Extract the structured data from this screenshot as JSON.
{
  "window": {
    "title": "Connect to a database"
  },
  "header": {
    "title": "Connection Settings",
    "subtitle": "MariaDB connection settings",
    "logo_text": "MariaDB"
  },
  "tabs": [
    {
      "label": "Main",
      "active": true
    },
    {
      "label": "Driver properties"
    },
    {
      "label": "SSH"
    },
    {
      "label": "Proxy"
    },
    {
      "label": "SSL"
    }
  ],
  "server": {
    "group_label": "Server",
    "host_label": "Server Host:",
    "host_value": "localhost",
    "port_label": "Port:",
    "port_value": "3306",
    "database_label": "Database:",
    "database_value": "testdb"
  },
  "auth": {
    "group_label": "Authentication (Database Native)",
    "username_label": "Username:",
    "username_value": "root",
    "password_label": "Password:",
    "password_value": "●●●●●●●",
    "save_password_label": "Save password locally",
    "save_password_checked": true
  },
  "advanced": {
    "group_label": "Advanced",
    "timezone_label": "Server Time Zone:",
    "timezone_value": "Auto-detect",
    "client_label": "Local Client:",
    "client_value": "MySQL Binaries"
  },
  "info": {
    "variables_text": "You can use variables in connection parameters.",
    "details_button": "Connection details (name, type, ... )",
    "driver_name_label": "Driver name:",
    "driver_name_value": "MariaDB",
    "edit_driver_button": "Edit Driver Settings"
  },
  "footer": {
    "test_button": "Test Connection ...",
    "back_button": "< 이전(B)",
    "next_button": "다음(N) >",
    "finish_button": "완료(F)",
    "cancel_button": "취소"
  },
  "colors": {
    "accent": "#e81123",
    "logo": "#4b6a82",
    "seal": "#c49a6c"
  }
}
++++++++++
# Exercise details
Nothing in the listing may be changed; retype it all exactly.

# Task output
Extract the structured data from this screenshot as JSON.
{
  "window": {
    "title": "Connect to a database"
  },
  "header": {
    "title": "Connection Settings",
    "subtitle": "MariaDB connection settings",
    "logo_text": "MariaDB"
  },
  "tabs": [
    {
      "label": "Main",
      "active": true
    },
    {
      "label": "Driver properties"
    },
    {
      "label": "SSH"
    },
    {
      "label": "Proxy"
    },
    {
      "label": "SSL"
    }
  ],
  "server": {
    "group_label": "Server",
    "host_label": "Server Host:",
    "host_value": "localhost",
    "port_label": "Port:",
    "port_value": "3306",
    "database_label": "Database:",
    "database_value": "testdb"
  },
  "auth": {
    "group_label": "Authentication (Database Native)",
    "username_label": "Username:",
    "username_value": "root",
    "password_label": "Password:",
    "password_value": "●●●●●●●",
    "save_password_label": "Save password locally",
    "save_password_checked": true
  },
  "advanced": {
    "group_label": "Advanced",
    "timezone_label": "Server Time Zone:",
    "timezone_value": "Auto-detect",
    "client_label": "Local Client:",
    "client_value": "MySQL Binaries"
  },
  "info": {
    "variables_text": "You can use variables in connection parameters.",
    "details_button": "Connection details (name, type, ... )",
    "driver_name_label": "Driver name:",
    "driver_name_value": "MariaDB",
    "edit_driver_button": "Edit Driver Settings"
  },
  "footer": {
    "test_button": "Test Connection ...",
    "back_button": "< 이전(B)",
    "next_button": "다음(N) >",
    "finish_button": "완료(F)",
    "cancel_button": "취소"
  },
  "colors": {
    "accent": "#e81123",
    "logo": "#4b6a82",
    "seal": "#c49a6c"
  }
}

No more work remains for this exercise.